_Directions for this task:_ In how many lines of the data does the word "Complete" appear? Give the number by itself.
══════════
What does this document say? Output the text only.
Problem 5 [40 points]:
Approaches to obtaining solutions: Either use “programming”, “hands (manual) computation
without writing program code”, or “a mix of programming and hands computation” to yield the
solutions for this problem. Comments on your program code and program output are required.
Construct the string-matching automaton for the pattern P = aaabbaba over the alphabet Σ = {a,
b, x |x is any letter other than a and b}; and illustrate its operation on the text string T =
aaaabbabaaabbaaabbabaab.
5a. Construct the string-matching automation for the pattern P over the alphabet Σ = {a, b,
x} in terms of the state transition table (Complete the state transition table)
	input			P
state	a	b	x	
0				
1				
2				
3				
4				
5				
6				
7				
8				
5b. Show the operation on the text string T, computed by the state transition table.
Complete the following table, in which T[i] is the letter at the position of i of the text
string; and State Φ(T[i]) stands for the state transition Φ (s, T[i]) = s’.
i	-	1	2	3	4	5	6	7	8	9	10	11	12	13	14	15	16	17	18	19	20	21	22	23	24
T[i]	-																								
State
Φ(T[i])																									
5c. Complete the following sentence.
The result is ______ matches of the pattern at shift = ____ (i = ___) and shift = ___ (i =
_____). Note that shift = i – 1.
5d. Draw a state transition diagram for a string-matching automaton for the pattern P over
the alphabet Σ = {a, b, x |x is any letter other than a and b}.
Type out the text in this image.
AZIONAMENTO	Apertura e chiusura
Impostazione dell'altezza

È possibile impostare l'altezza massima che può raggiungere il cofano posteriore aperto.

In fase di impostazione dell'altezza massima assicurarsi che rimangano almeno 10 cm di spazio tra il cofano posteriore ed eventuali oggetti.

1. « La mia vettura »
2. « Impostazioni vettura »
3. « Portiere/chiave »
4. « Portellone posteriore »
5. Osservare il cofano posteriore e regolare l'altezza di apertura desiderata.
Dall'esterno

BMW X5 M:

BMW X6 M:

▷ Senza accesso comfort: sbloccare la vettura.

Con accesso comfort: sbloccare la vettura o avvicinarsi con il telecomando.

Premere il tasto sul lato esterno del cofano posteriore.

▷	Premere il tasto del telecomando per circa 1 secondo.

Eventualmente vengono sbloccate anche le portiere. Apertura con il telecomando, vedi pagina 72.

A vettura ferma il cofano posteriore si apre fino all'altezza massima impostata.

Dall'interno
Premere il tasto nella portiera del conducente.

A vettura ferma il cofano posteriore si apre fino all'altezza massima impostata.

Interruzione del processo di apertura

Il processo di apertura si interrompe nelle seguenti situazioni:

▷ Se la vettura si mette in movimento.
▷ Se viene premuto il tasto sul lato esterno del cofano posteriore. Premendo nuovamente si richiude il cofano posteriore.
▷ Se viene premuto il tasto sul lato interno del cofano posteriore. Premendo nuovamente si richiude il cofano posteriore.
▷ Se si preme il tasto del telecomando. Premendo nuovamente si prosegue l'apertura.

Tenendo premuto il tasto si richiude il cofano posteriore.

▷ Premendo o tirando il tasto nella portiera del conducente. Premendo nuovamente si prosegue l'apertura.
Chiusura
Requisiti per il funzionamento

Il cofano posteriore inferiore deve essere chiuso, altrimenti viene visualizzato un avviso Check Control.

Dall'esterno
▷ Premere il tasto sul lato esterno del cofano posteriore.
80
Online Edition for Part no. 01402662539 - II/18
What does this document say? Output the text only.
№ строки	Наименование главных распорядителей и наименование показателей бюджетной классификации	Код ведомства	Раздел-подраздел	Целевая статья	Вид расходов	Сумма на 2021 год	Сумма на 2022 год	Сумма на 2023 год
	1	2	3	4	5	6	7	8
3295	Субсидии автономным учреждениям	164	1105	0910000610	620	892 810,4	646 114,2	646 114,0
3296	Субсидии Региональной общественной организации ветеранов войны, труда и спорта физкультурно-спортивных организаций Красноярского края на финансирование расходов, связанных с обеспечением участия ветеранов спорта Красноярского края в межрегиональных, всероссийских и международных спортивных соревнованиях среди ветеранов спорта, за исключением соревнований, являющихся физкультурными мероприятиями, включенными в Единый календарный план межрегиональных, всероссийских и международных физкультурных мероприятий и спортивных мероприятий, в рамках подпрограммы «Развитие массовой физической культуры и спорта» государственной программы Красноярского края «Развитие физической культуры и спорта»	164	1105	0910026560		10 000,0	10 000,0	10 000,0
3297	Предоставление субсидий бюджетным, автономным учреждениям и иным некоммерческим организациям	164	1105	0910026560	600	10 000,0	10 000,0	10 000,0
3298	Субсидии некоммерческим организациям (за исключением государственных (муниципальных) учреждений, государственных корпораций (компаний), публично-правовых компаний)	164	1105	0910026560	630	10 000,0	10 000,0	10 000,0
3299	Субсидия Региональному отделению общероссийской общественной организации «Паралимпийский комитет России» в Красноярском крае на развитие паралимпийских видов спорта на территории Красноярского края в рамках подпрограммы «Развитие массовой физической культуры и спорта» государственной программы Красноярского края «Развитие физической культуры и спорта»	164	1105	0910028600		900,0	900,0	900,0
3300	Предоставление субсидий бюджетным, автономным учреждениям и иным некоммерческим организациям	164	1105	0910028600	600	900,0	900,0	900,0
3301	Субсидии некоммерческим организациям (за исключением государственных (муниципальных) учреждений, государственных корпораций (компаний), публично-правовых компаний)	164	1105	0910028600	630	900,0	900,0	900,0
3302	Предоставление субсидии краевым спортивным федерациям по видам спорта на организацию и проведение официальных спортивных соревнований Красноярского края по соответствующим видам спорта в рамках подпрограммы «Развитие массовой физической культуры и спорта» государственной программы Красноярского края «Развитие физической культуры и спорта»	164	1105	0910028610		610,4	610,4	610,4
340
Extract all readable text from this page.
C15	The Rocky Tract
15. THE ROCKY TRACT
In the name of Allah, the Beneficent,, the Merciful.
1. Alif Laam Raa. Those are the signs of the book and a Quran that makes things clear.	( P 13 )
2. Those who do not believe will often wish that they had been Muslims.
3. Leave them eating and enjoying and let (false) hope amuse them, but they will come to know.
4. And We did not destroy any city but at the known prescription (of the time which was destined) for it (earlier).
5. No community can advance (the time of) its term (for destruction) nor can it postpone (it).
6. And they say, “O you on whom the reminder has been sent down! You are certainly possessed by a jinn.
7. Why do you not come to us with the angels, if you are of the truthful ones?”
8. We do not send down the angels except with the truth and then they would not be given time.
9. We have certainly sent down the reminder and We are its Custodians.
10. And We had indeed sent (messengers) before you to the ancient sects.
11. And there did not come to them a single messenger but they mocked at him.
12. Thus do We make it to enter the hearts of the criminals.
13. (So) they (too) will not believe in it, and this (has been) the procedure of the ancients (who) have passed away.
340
══════════
_Output for this task:_ 3